### Required work
Reproduce all of the data exactly, with no line skipped.

### Data rows

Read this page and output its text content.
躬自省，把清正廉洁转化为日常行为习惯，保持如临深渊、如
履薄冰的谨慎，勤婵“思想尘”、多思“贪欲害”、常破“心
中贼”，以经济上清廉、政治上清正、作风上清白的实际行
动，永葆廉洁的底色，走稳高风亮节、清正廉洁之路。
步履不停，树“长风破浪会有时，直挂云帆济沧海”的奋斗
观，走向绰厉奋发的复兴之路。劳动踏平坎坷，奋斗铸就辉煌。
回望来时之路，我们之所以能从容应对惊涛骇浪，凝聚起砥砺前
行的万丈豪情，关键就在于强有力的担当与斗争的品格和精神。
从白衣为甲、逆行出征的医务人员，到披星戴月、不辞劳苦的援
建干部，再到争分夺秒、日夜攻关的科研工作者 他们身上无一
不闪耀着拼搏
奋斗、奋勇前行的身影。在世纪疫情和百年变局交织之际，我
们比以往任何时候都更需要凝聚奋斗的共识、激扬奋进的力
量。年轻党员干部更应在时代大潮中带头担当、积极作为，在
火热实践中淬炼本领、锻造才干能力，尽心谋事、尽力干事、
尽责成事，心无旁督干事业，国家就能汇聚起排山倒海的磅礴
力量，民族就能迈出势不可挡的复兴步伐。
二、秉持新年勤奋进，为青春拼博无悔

### Written solution
Read this page and output its text content.
躬自省，把清正廉洁转化为日常行为习惯，保持如临深渊、如
履薄冰的谨慎，勤婵“思想尘”、多思“贪欲害”、常破“心
中贼”，以经济上清廉、政治上清正、作风上清白的实际行
动，永葆廉洁的底色，走稳高风亮节、清正廉洁之路。
步履不停，树“长风破浪会有时，直挂云帆济沧海”的奋斗
观，走向绰厉奋发的复兴之路。劳动踏平坎坷，奋斗铸就辉煌。
回望来时之路，我们之所以能从容应对惊涛骇浪，凝聚起砥砺前
行的万丈豪情，关键就在于强有力的担当与斗争的品格和精神。
从白衣为甲、逆行出征的医务人员，到披星戴月、不辞劳苦的援
建干部，再到争分夺秒、日夜攻关的科研工作者 他们身上无一
不闪耀着拼搏
奋斗、奋勇前行的身影。在世纪疫情和百年变局交织之际，我
们比以往任何时候都更需要凝聚奋斗的共识、激扬奋进的力
量。年轻党员干部更应在时代大潮中带头担当、积极作为，在
火热实践中淬炼本领、锻造才干能力，尽心谋事、尽力干事、
尽责成事，心无旁督干事业，国家就能汇聚起排山倒海的磅礴
力量，民族就能迈出势不可挡的复兴步伐。
二、秉持新年勤奋进，为青春拼博无悔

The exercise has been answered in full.